» What you are asked to do
Repeat the material below exactly, line for line.

[Extracted records]
....................

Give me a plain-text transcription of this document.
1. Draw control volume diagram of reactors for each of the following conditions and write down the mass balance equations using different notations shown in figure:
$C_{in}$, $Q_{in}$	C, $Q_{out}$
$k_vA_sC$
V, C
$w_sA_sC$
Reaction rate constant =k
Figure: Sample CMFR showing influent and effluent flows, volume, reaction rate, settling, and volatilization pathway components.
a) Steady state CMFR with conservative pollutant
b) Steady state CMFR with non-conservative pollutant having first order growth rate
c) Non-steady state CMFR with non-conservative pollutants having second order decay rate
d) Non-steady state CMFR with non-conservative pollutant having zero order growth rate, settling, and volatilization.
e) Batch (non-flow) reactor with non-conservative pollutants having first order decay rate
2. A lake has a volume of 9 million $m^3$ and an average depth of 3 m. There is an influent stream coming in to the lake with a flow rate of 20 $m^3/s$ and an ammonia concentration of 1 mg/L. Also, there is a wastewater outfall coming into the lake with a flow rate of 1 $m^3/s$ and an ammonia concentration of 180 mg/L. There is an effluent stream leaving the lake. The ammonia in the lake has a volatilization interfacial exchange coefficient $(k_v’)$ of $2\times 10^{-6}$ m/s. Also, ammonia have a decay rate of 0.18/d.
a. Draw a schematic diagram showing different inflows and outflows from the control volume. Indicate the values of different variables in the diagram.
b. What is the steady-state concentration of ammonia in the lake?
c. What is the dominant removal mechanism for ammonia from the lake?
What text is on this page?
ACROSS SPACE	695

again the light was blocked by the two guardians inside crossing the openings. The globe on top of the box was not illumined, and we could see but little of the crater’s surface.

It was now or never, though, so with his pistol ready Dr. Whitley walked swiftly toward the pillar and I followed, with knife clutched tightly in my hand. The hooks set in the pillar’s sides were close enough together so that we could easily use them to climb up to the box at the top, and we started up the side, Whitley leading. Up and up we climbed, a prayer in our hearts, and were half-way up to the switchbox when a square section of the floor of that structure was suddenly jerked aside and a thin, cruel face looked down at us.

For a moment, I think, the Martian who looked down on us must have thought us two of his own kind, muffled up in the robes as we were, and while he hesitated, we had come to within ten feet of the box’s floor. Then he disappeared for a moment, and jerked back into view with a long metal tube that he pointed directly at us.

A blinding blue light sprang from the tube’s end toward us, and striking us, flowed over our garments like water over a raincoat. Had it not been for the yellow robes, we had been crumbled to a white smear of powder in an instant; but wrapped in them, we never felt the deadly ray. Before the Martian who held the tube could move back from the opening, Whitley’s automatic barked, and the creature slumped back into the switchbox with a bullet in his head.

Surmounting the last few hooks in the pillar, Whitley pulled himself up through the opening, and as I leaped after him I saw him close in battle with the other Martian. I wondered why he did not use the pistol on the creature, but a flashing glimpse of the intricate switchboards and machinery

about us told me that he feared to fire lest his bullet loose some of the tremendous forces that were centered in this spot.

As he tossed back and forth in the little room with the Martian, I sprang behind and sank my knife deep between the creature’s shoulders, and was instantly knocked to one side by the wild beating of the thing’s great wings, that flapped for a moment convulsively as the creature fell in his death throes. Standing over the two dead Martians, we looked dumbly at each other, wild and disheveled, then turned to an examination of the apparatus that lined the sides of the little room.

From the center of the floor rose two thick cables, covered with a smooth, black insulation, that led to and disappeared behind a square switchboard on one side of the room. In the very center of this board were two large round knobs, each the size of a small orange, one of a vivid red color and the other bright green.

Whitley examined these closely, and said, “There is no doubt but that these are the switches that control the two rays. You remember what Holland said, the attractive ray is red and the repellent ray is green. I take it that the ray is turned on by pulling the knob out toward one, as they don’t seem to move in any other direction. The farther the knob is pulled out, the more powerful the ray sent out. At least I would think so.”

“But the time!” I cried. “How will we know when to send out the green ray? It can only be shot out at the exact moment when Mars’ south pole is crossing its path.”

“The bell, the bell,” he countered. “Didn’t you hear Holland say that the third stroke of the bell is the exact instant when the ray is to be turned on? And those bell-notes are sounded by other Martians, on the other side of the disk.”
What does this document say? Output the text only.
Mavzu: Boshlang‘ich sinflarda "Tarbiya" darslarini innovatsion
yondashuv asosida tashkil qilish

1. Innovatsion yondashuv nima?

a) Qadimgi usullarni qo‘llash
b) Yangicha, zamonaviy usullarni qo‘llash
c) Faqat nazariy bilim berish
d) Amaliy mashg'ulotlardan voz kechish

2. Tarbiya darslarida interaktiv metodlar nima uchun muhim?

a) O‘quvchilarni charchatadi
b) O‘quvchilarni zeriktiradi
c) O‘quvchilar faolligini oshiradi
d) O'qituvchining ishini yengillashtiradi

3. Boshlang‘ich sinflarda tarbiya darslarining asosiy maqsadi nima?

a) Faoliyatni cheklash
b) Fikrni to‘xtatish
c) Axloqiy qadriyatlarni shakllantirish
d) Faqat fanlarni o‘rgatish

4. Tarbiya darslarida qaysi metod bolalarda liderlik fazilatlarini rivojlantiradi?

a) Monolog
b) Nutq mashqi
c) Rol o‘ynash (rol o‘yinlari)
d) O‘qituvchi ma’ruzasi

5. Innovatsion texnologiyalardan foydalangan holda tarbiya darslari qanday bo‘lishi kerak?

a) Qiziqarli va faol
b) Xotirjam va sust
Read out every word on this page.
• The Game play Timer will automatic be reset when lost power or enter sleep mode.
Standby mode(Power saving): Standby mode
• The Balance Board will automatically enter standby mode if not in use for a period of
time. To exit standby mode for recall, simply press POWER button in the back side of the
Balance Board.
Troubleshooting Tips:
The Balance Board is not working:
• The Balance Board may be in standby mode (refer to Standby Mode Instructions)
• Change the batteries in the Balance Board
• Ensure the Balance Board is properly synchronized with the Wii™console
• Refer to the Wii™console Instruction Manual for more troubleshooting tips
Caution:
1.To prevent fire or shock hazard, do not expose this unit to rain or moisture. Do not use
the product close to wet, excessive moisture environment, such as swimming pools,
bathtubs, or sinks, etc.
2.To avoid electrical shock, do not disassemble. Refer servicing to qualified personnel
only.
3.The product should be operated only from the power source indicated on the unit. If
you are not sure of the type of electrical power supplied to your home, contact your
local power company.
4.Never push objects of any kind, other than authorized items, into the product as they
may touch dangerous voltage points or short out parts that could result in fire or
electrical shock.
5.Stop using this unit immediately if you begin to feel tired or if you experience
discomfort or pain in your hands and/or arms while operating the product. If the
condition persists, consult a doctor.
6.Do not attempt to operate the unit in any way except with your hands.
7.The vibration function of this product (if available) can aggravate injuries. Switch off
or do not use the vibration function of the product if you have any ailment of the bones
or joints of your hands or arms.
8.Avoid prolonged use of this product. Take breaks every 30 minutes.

....................

» Exercise response
Give me a plain-text transcription of this document.
1. Draw control volume diagram of reactors for each of the following conditions and write down the mass balance equations using different notations shown in figure:
$C_{in}$, $Q_{in}$	C, $Q_{out}$
$k_vA_sC$
V, C
$w_sA_sC$
Reaction rate constant =k
Figure: Sample CMFR showing influent and effluent flows, volume, reaction rate, settling, and volatilization pathway components.
a) Steady state CMFR with conservative pollutant
b) Steady state CMFR with non-conservative pollutant having first order growth rate
c) Non-steady state CMFR with non-conservative pollutants having second order decay rate
d) Non-steady state CMFR with non-conservative pollutant having zero order growth rate, settling, and volatilization.
e) Batch (non-flow) reactor with non-conservative pollutants having first order decay rate
2. A lake has a volume of 9 million $m^3$ and an average depth of 3 m. There is an influent stream coming in to the lake with a flow rate of 20 $m^3/s$ and an ammonia concentration of 1 mg/L. Also, there is a wastewater outfall coming into the lake with a flow rate of 1 $m^3/s$ and an ammonia concentration of 180 mg/L. There is an effluent stream leaving the lake. The ammonia in the lake has a volatilization interfacial exchange coefficient $(k_v’)$ of $2\times 10^{-6}$ m/s. Also, ammonia have a decay rate of 0.18/d.
a. Draw a schematic diagram showing different inflows and outflows from the control volume. Indicate the values of different variables in the diagram.
b. What is the steady-state concentration of ammonia in the lake?
c. What is the dominant removal mechanism for ammonia from the lake?
What text is on this page?
ACROSS SPACE	695

again the light was blocked by the two guardians inside crossing the openings. The globe on top of the box was not illumined, and we could see but little of the crater’s surface.

It was now or never, though, so with his pistol ready Dr. Whitley walked swiftly toward the pillar and I followed, with knife clutched tightly in my hand. The hooks set in the pillar’s sides were close enough together so that we could easily use them to climb up to the box at the top, and we started up the side, Whitley leading. Up and up we climbed, a prayer in our hearts, and were half-way up to the switchbox when a square section of the floor of that structure was suddenly jerked aside and a thin, cruel face looked down at us.

For a moment, I think, the Martian who looked down on us must have thought us two of his own kind, muffled up in the robes as we were, and while he hesitated, we had come to within ten feet of the box’s floor. Then he disappeared for a moment, and jerked back into view with a long metal tube that he pointed directly at us.

A blinding blue light sprang from the tube’s end toward us, and striking us, flowed over our garments like water over a raincoat. Had it not been for the yellow robes, we had been crumbled to a white smear of powder in an instant; but wrapped in them, we never felt the deadly ray. Before the Martian who held the tube could move back from the opening, Whitley’s automatic barked, and the creature slumped back into the switchbox with a bullet in his head.

Surmounting the last few hooks in the pillar, Whitley pulled himself up through the opening, and as I leaped after him I saw him close in battle with the other Martian. I wondered why he did not use the pistol on the creature, but a flashing glimpse of the intricate switchboards and machinery

about us told me that he feared to fire lest his bullet loose some of the tremendous forces that were centered in this spot.

As he tossed back and forth in the little room with the Martian, I sprang behind and sank my knife deep between the creature’s shoulders, and was instantly knocked to one side by the wild beating of the thing’s great wings, that flapped for a moment convulsively as the creature fell in his death throes. Standing over the two dead Martians, we looked dumbly at each other, wild and disheveled, then turned to an examination of the apparatus that lined the sides of the little room.

From the center of the floor rose two thick cables, covered with a smooth, black insulation, that led to and disappeared behind a square switchboard on one side of the room. In the very center of this board were two large round knobs, each the size of a small orange, one of a vivid red color and the other bright green.

Whitley examined these closely, and said, “There is no doubt but that these are the switches that control the two rays. You remember what Holland said, the attractive ray is red and the repellent ray is green. I take it that the ray is turned on by pulling the knob out toward one, as they don’t seem to move in any other direction. The farther the knob is pulled out, the more powerful the ray sent out. At least I would think so.”

“But the time!” I cried. “How will we know when to send out the green ray? It can only be shot out at the exact moment when Mars’ south pole is crossing its path.”

“The bell, the bell,” he countered. “Didn’t you hear Holland say that the third stroke of the bell is the exact instant when the ray is to be turned on? And those bell-notes are sounded by other Martians, on the other side of the disk.”
What does this document say? Output the text only.
Mavzu: Boshlang‘ich sinflarda "Tarbiya" darslarini innovatsion
yondashuv asosida tashkil qilish

1. Innovatsion yondashuv nima?

a) Qadimgi usullarni qo‘llash
b) Yangicha, zamonaviy usullarni qo‘llash
c) Faqat nazariy bilim berish
d) Amaliy mashg'ulotlardan voz kechish

2. Tarbiya darslarida interaktiv metodlar nima uchun muhim?

a) O‘quvchilarni charchatadi
b) O‘quvchilarni zeriktiradi
c) O‘quvchilar faolligini oshiradi
d) O'qituvchining ishini yengillashtiradi

3. Boshlang‘ich sinflarda tarbiya darslarining asosiy maqsadi nima?

a) Faoliyatni cheklash
b) Fikrni to‘xtatish
c) Axloqiy qadriyatlarni shakllantirish
d) Faqat fanlarni o‘rgatish

4. Tarbiya darslarida qaysi metod bolalarda liderlik fazilatlarini rivojlantiradi?

a) Monolog
b) Nutq mashqi
c) Rol o‘ynash (rol o‘yinlari)
d) O‘qituvchi ma’ruzasi

5. Innovatsion texnologiyalardan foydalangan holda tarbiya darslari qanday bo‘lishi kerak?

a) Qiziqarli va faol
b) Xotirjam va sust
Read out every word on this page.
• The Game play Timer will automatic be reset when lost power or enter sleep mode.
Standby mode(Power saving): Standby mode
• The Balance Board will automatically enter standby mode if not in use for a period of
time. To exit standby mode for recall, simply press POWER button in the back side of the
Balance Board.
Troubleshooting Tips:
The Balance Board is not working:
• The Balance Board may be in standby mode (refer to Standby Mode Instructions)
• Change the batteries in the Balance Board
• Ensure the Balance Board is properly synchronized with the Wii™console
• Refer to the Wii™console Instruction Manual for more troubleshooting tips
Caution:
1.To prevent fire or shock hazard, do not expose this unit to rain or moisture. Do not use
the product close to wet, excessive moisture environment, such as swimming pools,
bathtubs, or sinks, etc.
2.To avoid electrical shock, do not disassemble. Refer servicing to qualified personnel
only.
3.The product should be operated only from the power source indicated on the unit. If
you are not sure of the type of electrical power supplied to your home, contact your
local power company.
4.Never push objects of any kind, other than authorized items, into the product as they
may touch dangerous voltage points or short out parts that could result in fire or
electrical shock.
5.Stop using this unit immediately if you begin to feel tired or if you experience
discomfort or pain in your hands and/or arms while operating the product. If the
condition persists, consult a doctor.
6.Do not attempt to operate the unit in any way except with your hands.
7.The vibration function of this product (if available) can aggravate injuries. Switch off
or do not use the vibration function of the product if you have any ailment of the bones
or joints of your hands or arms.
8.Avoid prolonged use of this product. Take breaks every 30 minutes.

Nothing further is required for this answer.